> [Brano]
Un’altra volta rimasi colpito nell’incontrare l’autore di Gamma, the Iron Man, che mi disse «Sto bene; dormo quasi cinque notti su sette». La prospettiva che questa potesse diventare la mia vita mi atterriva. Poi una sera, a una festa, incontrai Kawaguchi, un autore di best seller della Kodansha, e lo invitai a trascorrere un paio di settimane di vacanza da me in Sardegna. Fui preso da parte dai miei editor che mi chiesero se fossi impazzito: «Non capisci che se lui va in vacanza la nostra rivista perde circa trecentomila lettori alla settimana?». In Giappone in un certo senso avere successo vuol dire diventare schiavi del proprio lavoro. Quindi, ad esempio, niente viaggi”.
Un altro aneddoto che Igort racconta raramente (forse per pietà) riguarda la dedizione che gli editor di fumetti hanno per il loro lavoro. “Io avevo una scrivania nella redazione della Kodansha. Quando arrivavo vedevo sempre delle scatole di cartone sfasciate che stonavano nell’economia di una redazione così operosa e precisa. Io chiedevo perché nessuno le buttasse via ma loro si rifiutavano di rispondermi. Poi una volta, dopo avere bevuto qualche bicchiere hanno abbassato la guardia. Io sono tornato alla carica e così mi hanno detto: «Ma insomma, sei qui da tanti mesi e non l’hai ancora capito? Ci dormono gli editor»”.
Questa esperienza professionale a volte estrema ha finito con l’influenzare sia lo stile che il modo di lavorare di Igort. “Per me è stato l’inizio di una nuova vita perché ho capito molto di più di me stesso in quelle prime due settimane passate in Giappone che nei diciotto anni di professione in Europa. Quando devo iniziare una nuova storia di solito trovo tutti i modi per distrarmi: vado a prendere un libro, devo farmi un caffè. Lì ho scoperto che potevo disegnare sedici pagine e scrivere soggetto e sceneggiatura di una storia in un giorno”.
Al di là dei ritmi di lavoro forsennati, Igort ribadisce la fondamentale alterità del fumetto giapponese rispetto a quello occidentale. “Sono stati proprio editor come Tatsumi a farmi capire che se volevo lavorare in Giappone dovevo conoscere la grammatica del manga, perché era evidente che se anche in apparenza poteva somigliare al nostro fumetto, era in realtà totalmente diversa. Il disegnatore argentino José Muñoz, ad esempio, diceva che il silenzio nei moderni romanzi grafici è un lusso che non possiamo concederci perchè è la mancanza di tempo ad imporre il ritmo alla storia. A me invece interessa raccontare la vita, non il ritmo, e la cultura giapponese ha sicuramente avuto un forte peso nell’importanza che attribuisco al silenzio. Pensa ad esempio ad un regista come Ozu. Lui usava mettere delle inquadrature che non avevano un vero e proprio scopo narrativo, ma fungevano da intervallo; delle piccole pause qua e là per far respirare il racconto, dilatandolo e modificandone la lettura. Questo elemento è stato molto importante per il mio lavoro. Se la mancanza di tempo impone una narrazione scandita dal ritmo, io cerco invece di andare nella direzione opposta”.

> [Dati forniti]
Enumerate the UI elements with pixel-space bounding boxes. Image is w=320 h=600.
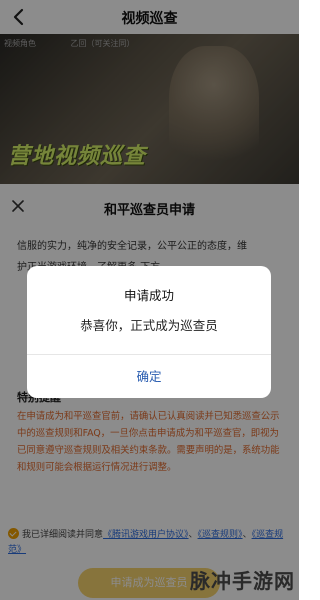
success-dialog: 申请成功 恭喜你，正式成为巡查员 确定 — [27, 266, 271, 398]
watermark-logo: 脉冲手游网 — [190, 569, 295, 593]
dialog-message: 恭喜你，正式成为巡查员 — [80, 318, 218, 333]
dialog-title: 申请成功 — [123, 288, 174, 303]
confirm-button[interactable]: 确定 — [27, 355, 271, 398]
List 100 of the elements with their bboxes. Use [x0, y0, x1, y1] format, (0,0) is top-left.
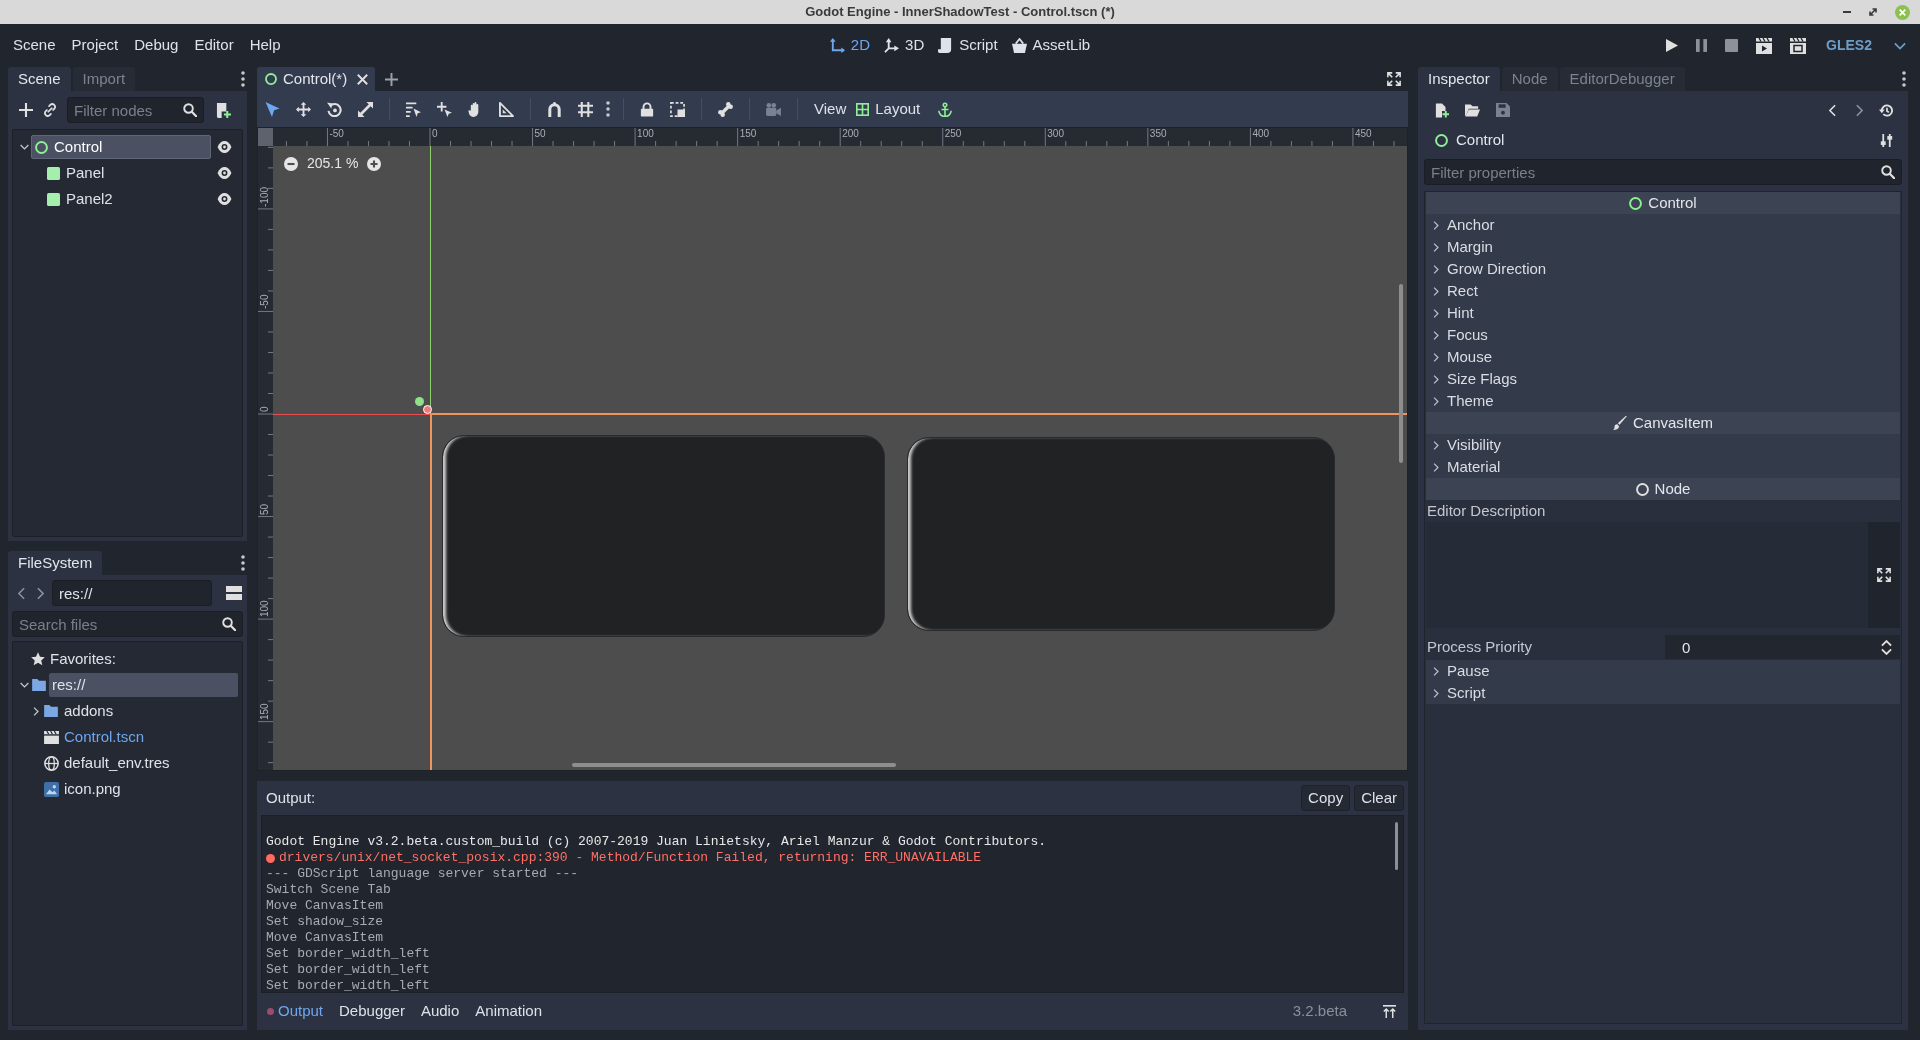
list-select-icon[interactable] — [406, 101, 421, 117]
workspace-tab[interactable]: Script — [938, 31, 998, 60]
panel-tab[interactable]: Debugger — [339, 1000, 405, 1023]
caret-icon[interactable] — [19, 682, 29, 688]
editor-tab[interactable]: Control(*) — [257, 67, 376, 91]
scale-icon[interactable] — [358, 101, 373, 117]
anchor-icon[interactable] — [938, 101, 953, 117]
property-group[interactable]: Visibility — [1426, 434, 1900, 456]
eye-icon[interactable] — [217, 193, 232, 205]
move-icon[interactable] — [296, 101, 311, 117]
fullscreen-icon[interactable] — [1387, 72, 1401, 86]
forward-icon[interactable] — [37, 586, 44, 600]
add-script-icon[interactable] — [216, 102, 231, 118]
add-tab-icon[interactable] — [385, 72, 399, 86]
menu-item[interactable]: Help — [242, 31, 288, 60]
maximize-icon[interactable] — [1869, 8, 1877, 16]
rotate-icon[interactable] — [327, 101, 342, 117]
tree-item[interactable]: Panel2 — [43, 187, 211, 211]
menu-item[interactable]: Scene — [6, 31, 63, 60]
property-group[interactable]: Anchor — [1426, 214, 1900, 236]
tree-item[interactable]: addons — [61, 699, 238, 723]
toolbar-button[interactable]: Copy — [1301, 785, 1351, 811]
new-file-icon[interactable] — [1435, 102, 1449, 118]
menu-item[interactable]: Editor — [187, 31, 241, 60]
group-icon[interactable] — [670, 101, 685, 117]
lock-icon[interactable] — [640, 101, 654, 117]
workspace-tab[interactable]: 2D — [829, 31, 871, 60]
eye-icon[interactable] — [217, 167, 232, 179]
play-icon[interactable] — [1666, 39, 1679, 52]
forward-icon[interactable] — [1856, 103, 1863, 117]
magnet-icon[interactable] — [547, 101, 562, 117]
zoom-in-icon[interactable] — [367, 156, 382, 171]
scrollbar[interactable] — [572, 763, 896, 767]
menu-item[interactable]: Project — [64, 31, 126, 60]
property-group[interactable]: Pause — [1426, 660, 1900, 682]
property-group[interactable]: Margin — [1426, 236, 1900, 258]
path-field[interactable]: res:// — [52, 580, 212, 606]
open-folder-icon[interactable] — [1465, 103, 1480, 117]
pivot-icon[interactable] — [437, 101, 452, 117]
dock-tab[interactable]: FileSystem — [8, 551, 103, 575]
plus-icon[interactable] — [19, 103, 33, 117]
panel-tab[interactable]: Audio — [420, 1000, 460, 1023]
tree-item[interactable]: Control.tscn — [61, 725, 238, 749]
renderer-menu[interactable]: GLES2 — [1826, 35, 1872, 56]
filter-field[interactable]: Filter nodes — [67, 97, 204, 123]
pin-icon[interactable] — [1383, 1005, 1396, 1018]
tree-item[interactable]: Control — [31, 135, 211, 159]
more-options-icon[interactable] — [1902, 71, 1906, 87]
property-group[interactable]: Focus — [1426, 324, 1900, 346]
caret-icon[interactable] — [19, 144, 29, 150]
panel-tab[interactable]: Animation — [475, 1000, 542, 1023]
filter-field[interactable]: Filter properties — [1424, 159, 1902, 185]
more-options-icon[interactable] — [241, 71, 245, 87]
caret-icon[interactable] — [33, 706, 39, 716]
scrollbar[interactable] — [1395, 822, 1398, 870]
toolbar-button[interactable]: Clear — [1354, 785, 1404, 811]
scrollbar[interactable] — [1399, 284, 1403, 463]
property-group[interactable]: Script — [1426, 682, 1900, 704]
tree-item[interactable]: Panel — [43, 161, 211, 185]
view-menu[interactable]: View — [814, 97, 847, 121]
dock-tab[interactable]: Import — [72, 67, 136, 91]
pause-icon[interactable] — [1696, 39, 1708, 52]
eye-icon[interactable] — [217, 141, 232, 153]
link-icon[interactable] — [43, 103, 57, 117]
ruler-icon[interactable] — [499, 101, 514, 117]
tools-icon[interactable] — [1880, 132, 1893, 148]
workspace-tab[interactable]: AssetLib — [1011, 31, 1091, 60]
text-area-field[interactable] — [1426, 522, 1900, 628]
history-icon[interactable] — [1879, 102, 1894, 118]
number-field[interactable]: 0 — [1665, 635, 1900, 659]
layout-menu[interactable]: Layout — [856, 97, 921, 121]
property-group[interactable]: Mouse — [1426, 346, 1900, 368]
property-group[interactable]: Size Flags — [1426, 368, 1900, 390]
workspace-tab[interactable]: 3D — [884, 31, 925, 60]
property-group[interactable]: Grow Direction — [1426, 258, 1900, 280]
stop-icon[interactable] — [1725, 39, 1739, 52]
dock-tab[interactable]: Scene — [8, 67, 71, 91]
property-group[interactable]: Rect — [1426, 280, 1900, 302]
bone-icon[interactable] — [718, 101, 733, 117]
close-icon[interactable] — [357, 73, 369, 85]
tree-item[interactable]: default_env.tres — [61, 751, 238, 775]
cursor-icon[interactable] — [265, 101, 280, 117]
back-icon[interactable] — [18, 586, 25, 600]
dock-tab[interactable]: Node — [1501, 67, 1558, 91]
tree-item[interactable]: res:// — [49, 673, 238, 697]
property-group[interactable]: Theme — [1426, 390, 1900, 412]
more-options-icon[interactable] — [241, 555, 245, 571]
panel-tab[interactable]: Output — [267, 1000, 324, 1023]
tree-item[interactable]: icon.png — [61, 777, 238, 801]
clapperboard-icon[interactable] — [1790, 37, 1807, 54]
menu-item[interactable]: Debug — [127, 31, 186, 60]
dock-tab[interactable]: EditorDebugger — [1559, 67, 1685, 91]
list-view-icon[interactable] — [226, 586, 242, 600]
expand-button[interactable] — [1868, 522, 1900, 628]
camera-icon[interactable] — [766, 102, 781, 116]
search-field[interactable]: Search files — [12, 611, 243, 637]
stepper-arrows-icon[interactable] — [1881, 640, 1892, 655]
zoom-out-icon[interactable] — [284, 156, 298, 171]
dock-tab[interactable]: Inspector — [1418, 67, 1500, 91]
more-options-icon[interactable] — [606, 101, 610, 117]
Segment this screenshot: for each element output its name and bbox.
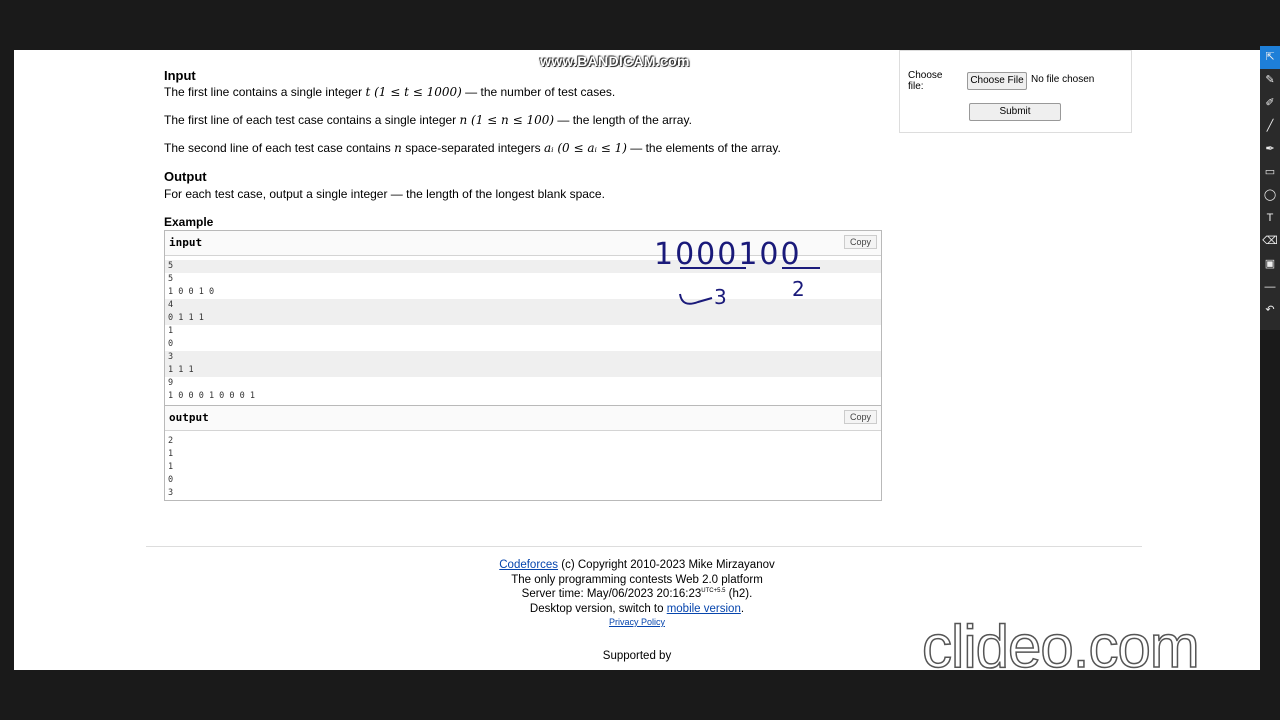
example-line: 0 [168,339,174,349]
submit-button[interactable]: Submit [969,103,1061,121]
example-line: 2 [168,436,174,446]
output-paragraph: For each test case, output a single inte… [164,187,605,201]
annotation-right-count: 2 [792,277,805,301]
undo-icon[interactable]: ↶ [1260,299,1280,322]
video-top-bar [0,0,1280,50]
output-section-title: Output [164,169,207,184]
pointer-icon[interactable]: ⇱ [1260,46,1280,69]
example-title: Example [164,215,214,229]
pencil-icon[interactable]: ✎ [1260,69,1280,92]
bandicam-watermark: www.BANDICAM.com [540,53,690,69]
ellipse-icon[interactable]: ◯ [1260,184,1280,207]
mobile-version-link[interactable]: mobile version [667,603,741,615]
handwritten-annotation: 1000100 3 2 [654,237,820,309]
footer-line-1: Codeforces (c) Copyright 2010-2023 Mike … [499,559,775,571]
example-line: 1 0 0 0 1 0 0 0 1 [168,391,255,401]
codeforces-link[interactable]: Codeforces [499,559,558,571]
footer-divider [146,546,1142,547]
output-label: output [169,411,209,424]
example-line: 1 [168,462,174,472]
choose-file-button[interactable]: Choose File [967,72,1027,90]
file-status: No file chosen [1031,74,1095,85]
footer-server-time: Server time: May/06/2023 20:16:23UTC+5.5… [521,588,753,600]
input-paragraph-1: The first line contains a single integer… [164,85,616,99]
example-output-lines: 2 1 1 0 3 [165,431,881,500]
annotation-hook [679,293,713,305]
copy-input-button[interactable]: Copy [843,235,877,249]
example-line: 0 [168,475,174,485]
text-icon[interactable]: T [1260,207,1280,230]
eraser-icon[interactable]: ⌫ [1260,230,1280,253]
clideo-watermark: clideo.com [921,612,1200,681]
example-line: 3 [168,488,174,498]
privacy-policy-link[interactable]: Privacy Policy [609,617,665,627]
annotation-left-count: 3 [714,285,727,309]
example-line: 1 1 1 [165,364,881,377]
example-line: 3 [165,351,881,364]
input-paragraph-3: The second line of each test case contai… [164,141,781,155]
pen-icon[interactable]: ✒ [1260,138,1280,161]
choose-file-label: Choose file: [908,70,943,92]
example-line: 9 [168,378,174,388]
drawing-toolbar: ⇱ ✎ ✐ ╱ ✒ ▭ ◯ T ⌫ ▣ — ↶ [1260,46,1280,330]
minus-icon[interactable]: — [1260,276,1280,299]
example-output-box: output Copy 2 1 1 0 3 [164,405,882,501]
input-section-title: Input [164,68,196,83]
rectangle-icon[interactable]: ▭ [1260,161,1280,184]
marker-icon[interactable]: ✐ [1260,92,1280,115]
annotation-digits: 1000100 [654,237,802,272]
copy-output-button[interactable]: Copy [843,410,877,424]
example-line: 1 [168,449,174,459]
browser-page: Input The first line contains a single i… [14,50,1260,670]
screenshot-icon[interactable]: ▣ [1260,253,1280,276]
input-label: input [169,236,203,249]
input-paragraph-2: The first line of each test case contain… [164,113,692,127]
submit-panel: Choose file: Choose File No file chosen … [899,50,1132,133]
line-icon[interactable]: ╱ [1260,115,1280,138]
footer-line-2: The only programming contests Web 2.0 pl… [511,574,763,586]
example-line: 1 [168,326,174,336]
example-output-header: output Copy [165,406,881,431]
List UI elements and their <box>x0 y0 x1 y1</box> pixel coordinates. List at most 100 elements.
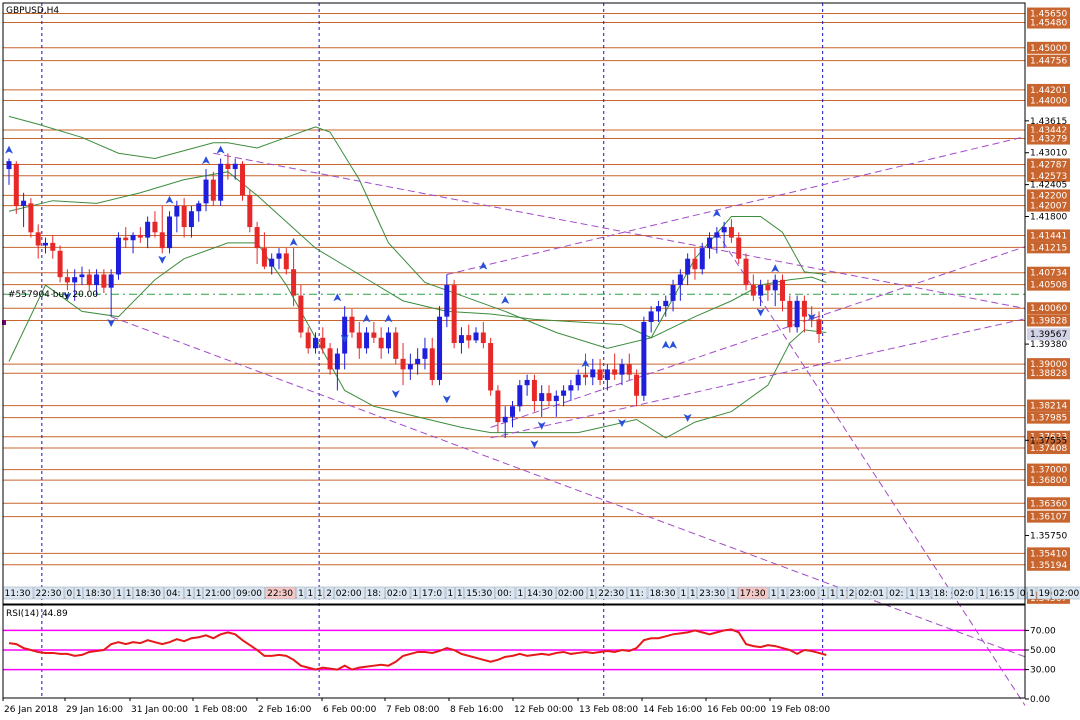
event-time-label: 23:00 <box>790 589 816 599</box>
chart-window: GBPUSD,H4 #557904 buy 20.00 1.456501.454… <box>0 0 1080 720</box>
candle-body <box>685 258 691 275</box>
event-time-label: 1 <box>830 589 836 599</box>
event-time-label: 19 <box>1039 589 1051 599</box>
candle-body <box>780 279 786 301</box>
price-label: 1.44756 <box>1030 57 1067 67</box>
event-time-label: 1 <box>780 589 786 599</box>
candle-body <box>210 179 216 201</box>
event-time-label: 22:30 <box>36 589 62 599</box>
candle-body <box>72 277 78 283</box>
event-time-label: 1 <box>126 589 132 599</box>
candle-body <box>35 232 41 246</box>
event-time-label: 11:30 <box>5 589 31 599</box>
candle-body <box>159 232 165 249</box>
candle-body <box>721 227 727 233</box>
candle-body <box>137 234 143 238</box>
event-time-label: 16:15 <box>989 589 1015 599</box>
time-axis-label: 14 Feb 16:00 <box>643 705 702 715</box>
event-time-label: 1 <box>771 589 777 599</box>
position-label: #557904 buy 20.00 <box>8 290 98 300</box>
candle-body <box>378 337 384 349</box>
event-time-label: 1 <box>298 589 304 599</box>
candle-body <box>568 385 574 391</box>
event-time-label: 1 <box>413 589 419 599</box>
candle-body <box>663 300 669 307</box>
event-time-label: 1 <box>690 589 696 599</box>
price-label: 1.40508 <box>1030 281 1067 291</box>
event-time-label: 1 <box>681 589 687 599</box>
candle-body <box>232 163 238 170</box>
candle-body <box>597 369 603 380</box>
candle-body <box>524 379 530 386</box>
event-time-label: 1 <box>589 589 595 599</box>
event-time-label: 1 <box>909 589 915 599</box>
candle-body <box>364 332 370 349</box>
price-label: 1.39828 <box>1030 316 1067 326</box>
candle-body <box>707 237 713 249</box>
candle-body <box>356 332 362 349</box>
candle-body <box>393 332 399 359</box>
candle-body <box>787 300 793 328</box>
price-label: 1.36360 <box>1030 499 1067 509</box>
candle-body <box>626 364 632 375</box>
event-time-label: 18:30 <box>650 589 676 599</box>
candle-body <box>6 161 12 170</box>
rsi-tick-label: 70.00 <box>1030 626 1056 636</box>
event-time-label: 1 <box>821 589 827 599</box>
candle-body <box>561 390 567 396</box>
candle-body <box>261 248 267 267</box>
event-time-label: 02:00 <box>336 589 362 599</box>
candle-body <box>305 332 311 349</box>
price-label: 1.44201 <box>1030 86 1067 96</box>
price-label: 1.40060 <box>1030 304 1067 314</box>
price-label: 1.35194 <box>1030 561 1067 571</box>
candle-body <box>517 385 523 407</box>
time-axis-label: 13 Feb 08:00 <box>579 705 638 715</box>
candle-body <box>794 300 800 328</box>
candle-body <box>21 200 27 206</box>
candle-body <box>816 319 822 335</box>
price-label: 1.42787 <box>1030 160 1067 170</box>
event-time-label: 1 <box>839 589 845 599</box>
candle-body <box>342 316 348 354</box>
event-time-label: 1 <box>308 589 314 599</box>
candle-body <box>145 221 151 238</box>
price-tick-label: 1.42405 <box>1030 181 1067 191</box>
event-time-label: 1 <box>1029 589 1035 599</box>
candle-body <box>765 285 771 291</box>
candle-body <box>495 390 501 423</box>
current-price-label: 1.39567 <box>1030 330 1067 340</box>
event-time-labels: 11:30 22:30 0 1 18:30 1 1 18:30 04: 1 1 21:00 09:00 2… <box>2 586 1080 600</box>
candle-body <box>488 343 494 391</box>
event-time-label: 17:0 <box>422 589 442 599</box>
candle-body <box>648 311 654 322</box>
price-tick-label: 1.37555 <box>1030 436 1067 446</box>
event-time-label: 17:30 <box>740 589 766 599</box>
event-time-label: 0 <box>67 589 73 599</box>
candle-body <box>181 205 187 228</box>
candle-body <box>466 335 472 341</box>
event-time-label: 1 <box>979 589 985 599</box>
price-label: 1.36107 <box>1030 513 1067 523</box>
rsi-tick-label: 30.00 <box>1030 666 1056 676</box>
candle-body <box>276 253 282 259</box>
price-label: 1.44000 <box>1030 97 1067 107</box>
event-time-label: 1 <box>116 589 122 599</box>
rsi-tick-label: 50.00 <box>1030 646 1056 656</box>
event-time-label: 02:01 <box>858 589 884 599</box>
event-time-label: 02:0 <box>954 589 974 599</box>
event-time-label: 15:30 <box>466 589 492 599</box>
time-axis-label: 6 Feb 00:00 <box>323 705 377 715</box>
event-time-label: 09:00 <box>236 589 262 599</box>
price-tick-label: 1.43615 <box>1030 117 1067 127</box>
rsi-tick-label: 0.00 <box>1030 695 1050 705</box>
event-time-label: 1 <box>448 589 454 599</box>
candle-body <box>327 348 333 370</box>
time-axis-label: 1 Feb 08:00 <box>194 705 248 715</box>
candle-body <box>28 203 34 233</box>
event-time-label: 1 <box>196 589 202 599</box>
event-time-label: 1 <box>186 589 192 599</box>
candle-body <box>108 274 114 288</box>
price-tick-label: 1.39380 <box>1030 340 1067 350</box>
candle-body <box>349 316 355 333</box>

> [Esercizio breve] Prosegui il brano su Igort e la sua esperienza nel fumetto giapponese, riprendendo dopo l'ultima frase riportata.

> [Esercizio svolto]
Visto che Igort è in procinto di ripartire per il Giappone, gli chiediamo come è cambiato secondo lui il paese in questi 25 anni (a parte il fatto che la gente sui treni e in metropolitana non legge più fumetti, libri e giornali ma passa invece il tempo a navigare su Internet). “Sarebbe un discorso molto lungo. Sono cambiate moltissime cose. In generale mi pare che il Giappone si sia aperto maggiormente all’Occidente. Negli anni ‘90 era molto difficile muoversi se non conoscevi il giapponese e anche parlando la lingua ricordo l’espressione di stupore misto a timidezza della gente quando chiedevo delle informazioni. Oggi forse il rischio è che il Giappone, specie nelle metropoli, perda il suo carattere e si occidentalizzi troppo”.
Un’ultima domanda prima di lasciarci: che consiglio darebbe a un fumettista che aspirasse a lavorare nell’industria giapponese? “Occorre molta devozione nei confronti del lavoro e sapere ascoltare, perché gli editor giapponesi molto spesso sono degli esperti di storytelling. Serve dunque molta forza per conoscere il proprio universo e le proprie qualità e al tempo stesso essere disponibili ad accogliere commenti e osservazioni di chi lavora nella fabbrica dei sogni disegnati”.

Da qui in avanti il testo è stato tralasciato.